— begin DATASET RECORDS —
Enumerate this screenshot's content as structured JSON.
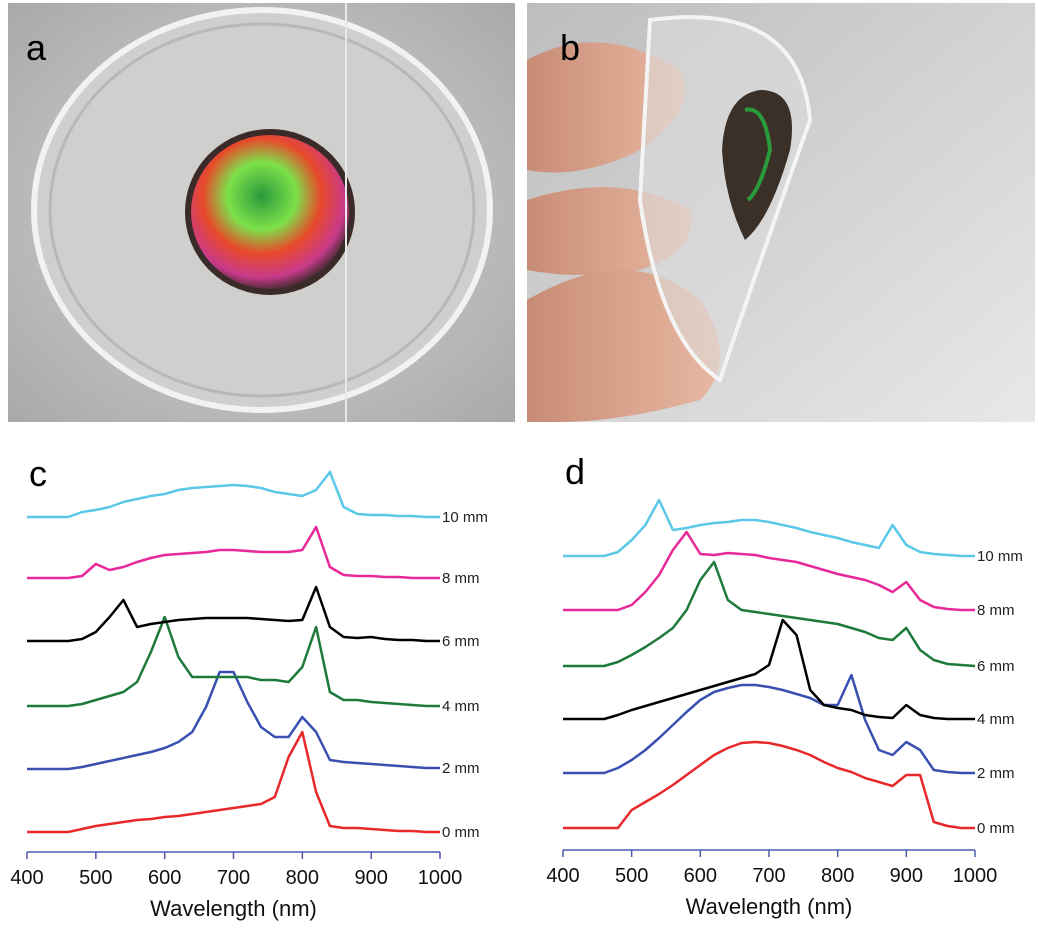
{
  "photo_labels": [
    "a",
    "b"
  ],
  "chart_data": [
    {
      "type": "line",
      "panel_label": "c",
      "xlabel": "Wavelength (nm)",
      "x": [
        400,
        420,
        440,
        460,
        480,
        500,
        520,
        540,
        560,
        580,
        600,
        620,
        640,
        660,
        680,
        700,
        720,
        740,
        760,
        780,
        800,
        820,
        840,
        860,
        880,
        900,
        920,
        940,
        960,
        980,
        1000
      ],
      "xlim": [
        400,
        1000
      ],
      "xticks": [
        400,
        500,
        600,
        700,
        800,
        900,
        1000
      ],
      "ylim": [
        0,
        400
      ],
      "series": [
        {
          "name": "0 mm",
          "color": "#e8282a",
          "values": [
            20,
            20,
            20,
            20,
            23,
            26,
            28,
            30,
            32,
            33,
            35,
            36,
            38,
            40,
            42,
            44,
            46,
            48,
            55,
            95,
            120,
            60,
            26,
            24,
            24,
            23,
            22,
            21,
            21,
            20,
            20
          ]
        },
        {
          "name": "2 mm",
          "color": "#3a50b0",
          "values": [
            83,
            83,
            83,
            83,
            85,
            88,
            91,
            94,
            97,
            100,
            104,
            110,
            120,
            145,
            180,
            180,
            150,
            125,
            115,
            115,
            135,
            120,
            92,
            90,
            89,
            88,
            87,
            86,
            85,
            84,
            84
          ]
        },
        {
          "name": "4 mm",
          "color": "#1e7a3a",
          "values": [
            146,
            146,
            146,
            146,
            148,
            152,
            156,
            160,
            170,
            200,
            235,
            195,
            175,
            175,
            175,
            175,
            175,
            172,
            172,
            170,
            185,
            225,
            160,
            152,
            152,
            150,
            149,
            148,
            147,
            146,
            146
          ]
        },
        {
          "name": "6 mm",
          "color": "#000000",
          "values": [
            211,
            211,
            211,
            211,
            213,
            220,
            235,
            252,
            225,
            228,
            230,
            232,
            233,
            234,
            234,
            234,
            234,
            233,
            232,
            231,
            232,
            265,
            225,
            215,
            214,
            215,
            213,
            212,
            212,
            211,
            211
          ]
        },
        {
          "name": "8 mm",
          "color": "#e8289a",
          "values": [
            274,
            274,
            274,
            274,
            276,
            288,
            282,
            285,
            290,
            294,
            297,
            298,
            299,
            300,
            302,
            302,
            301,
            300,
            300,
            300,
            302,
            325,
            285,
            277,
            276,
            276,
            275,
            275,
            274,
            274,
            274
          ]
        },
        {
          "name": "10 mm",
          "color": "#5bc8e8",
          "values": [
            335,
            335,
            335,
            335,
            340,
            342,
            345,
            350,
            353,
            356,
            358,
            362,
            364,
            365,
            366,
            367,
            366,
            364,
            360,
            358,
            356,
            362,
            380,
            345,
            338,
            337,
            337,
            336,
            336,
            335,
            335
          ]
        }
      ]
    },
    {
      "type": "line",
      "panel_label": "d",
      "xlabel": "Wavelength (nm)",
      "x": [
        400,
        420,
        440,
        460,
        480,
        500,
        520,
        540,
        560,
        580,
        600,
        620,
        640,
        660,
        680,
        700,
        720,
        740,
        760,
        780,
        800,
        820,
        840,
        860,
        880,
        900,
        920,
        940,
        960,
        980,
        1000
      ],
      "xlim": [
        400,
        1000
      ],
      "xticks": [
        400,
        500,
        600,
        700,
        800,
        900,
        1000
      ],
      "ylim": [
        0,
        400
      ],
      "series": [
        {
          "name": "0 mm",
          "color": "#e8282a",
          "values": [
            22,
            22,
            22,
            22,
            22,
            40,
            48,
            56,
            65,
            75,
            85,
            95,
            102,
            107,
            108,
            107,
            104,
            100,
            95,
            88,
            82,
            78,
            72,
            68,
            64,
            75,
            75,
            28,
            24,
            22,
            22
          ]
        },
        {
          "name": "2 mm",
          "color": "#3a50b0",
          "values": [
            77,
            77,
            77,
            77,
            82,
            90,
            100,
            112,
            125,
            138,
            150,
            158,
            162,
            165,
            165,
            163,
            160,
            156,
            152,
            145,
            145,
            175,
            130,
            100,
            95,
            108,
            100,
            80,
            78,
            77,
            77
          ]
        },
        {
          "name": "4 mm",
          "color": "#000000",
          "values": [
            131,
            131,
            131,
            131,
            135,
            140,
            144,
            148,
            152,
            156,
            160,
            164,
            168,
            172,
            176,
            185,
            230,
            215,
            160,
            145,
            142,
            140,
            135,
            133,
            132,
            145,
            135,
            132,
            131,
            131,
            131
          ]
        },
        {
          "name": "6 mm",
          "color": "#1e7a3a",
          "values": [
            184,
            184,
            184,
            184,
            188,
            195,
            203,
            212,
            222,
            240,
            270,
            288,
            250,
            240,
            238,
            236,
            234,
            232,
            230,
            228,
            226,
            222,
            218,
            212,
            210,
            222,
            200,
            190,
            186,
            185,
            184
          ]
        },
        {
          "name": "8 mm",
          "color": "#e8289a",
          "values": [
            240,
            240,
            240,
            240,
            240,
            245,
            258,
            275,
            300,
            318,
            296,
            295,
            297,
            296,
            295,
            292,
            290,
            288,
            284,
            280,
            276,
            273,
            270,
            265,
            258,
            268,
            250,
            243,
            241,
            240,
            240
          ]
        },
        {
          "name": "10 mm",
          "color": "#5bc8e8",
          "values": [
            294,
            294,
            294,
            294,
            298,
            310,
            325,
            350,
            320,
            322,
            325,
            327,
            328,
            330,
            330,
            328,
            325,
            322,
            318,
            315,
            312,
            308,
            305,
            302,
            325,
            305,
            298,
            296,
            295,
            294,
            294
          ]
        }
      ]
    }
  ]
}
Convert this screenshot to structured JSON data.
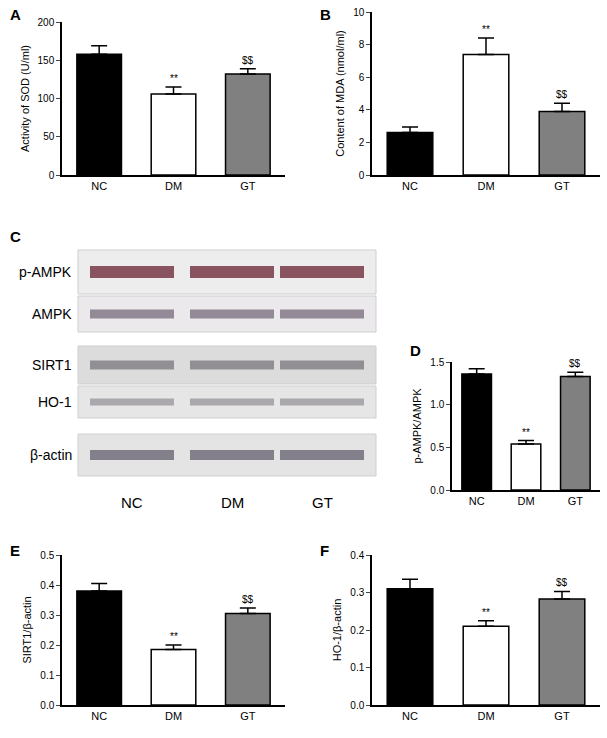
{
  "chart_data": [
    {
      "type": "bar",
      "panel": "A",
      "y_label": "Activity of SOD (U/ml)",
      "categories": [
        "NC",
        "DM",
        "GT"
      ],
      "values": [
        158,
        106,
        132
      ],
      "errors": [
        11,
        9,
        7
      ],
      "colors": [
        "#000000",
        "#ffffff",
        "#808080"
      ],
      "ylim": [
        0,
        200
      ],
      "yticks": [
        0,
        50,
        100,
        150,
        200
      ],
      "grid": false,
      "annotations": [
        {
          "category": "DM",
          "text": "**"
        },
        {
          "category": "GT",
          "text": "$$"
        }
      ]
    },
    {
      "type": "bar",
      "panel": "B",
      "y_label": "Content of MDA (nmol/ml)",
      "categories": [
        "NC",
        "DM",
        "GT"
      ],
      "values": [
        2.6,
        7.4,
        3.9
      ],
      "errors": [
        0.35,
        1.0,
        0.5
      ],
      "colors": [
        "#000000",
        "#ffffff",
        "#808080"
      ],
      "ylim": [
        0,
        10
      ],
      "yticks": [
        0,
        2,
        4,
        6,
        8,
        10
      ],
      "grid": false,
      "annotations": [
        {
          "category": "DM",
          "text": "**"
        },
        {
          "category": "GT",
          "text": "$$"
        }
      ]
    },
    {
      "type": "bar",
      "panel": "D",
      "y_label": "p-AMPK/AMPK",
      "categories": [
        "NC",
        "DM",
        "GT"
      ],
      "values": [
        1.36,
        0.54,
        1.33
      ],
      "errors": [
        0.06,
        0.04,
        0.05
      ],
      "colors": [
        "#000000",
        "#ffffff",
        "#808080"
      ],
      "ylim": [
        0,
        1.5
      ],
      "yticks": [
        {
          "value": 0,
          "label": "0.0"
        },
        {
          "value": 0.5,
          "label": "0.5"
        },
        {
          "value": 1,
          "label": "1.0"
        },
        {
          "value": 1.5,
          "label": "1.5"
        }
      ],
      "grid": false,
      "annotations": [
        {
          "category": "DM",
          "text": "**"
        },
        {
          "category": "GT",
          "text": "$$"
        }
      ]
    },
    {
      "type": "bar",
      "panel": "E",
      "y_label": "SIRT1/β-actin",
      "categories": [
        "NC",
        "DM",
        "GT"
      ],
      "values": [
        0.38,
        0.185,
        0.305
      ],
      "errors": [
        0.025,
        0.015,
        0.018
      ],
      "colors": [
        "#000000",
        "#ffffff",
        "#808080"
      ],
      "ylim": [
        0,
        0.5
      ],
      "yticks": [
        {
          "value": 0,
          "label": "0.0"
        },
        0.1,
        0.2,
        0.3,
        0.4,
        0.5
      ],
      "grid": false,
      "annotations": [
        {
          "category": "DM",
          "text": "**"
        },
        {
          "category": "GT",
          "text": "$$"
        }
      ]
    },
    {
      "type": "bar",
      "panel": "F",
      "y_label": "HO-1/β-actin",
      "categories": [
        "NC",
        "DM",
        "GT"
      ],
      "values": [
        0.31,
        0.21,
        0.283
      ],
      "errors": [
        0.025,
        0.015,
        0.02
      ],
      "colors": [
        "#000000",
        "#ffffff",
        "#808080"
      ],
      "ylim": [
        0,
        0.4
      ],
      "yticks": [
        {
          "value": 0,
          "label": "0.0"
        },
        0.1,
        0.2,
        0.3,
        0.4
      ],
      "grid": false,
      "annotations": [
        {
          "category": "DM",
          "text": "**"
        },
        {
          "category": "GT",
          "text": "$$"
        }
      ]
    }
  ],
  "blot": {
    "panel": "C",
    "rows": [
      "p-AMPK",
      "AMPK",
      "SIRT1",
      "HO-1",
      "β-actin"
    ],
    "lanes": [
      "NC",
      "DM",
      "GT"
    ]
  }
}
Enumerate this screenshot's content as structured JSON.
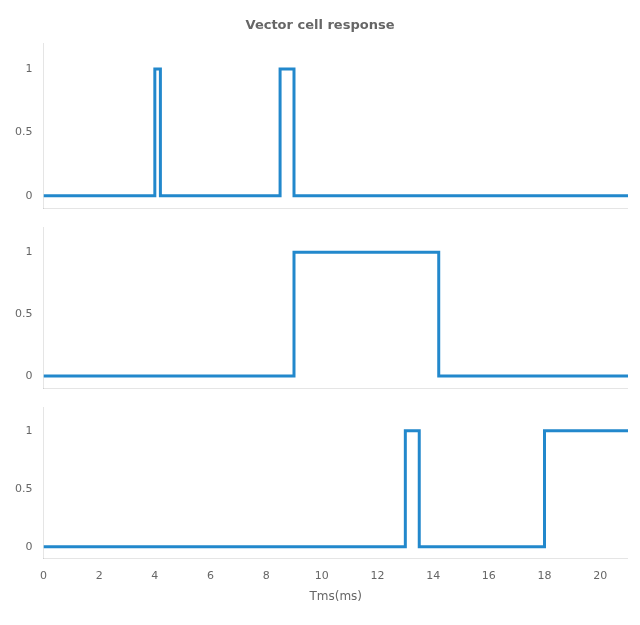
— end DATASET RECORDS —
* _INSTRUCTIONS TO FOLLOW_
Gather every line from the listing above in which the word "actin" appears.

* _SOLUTION TO THE EXERCISE_
      "y_label": "SIRT1/β-actin",
      "y_label": "HO-1/β-actin",
      "β-actin"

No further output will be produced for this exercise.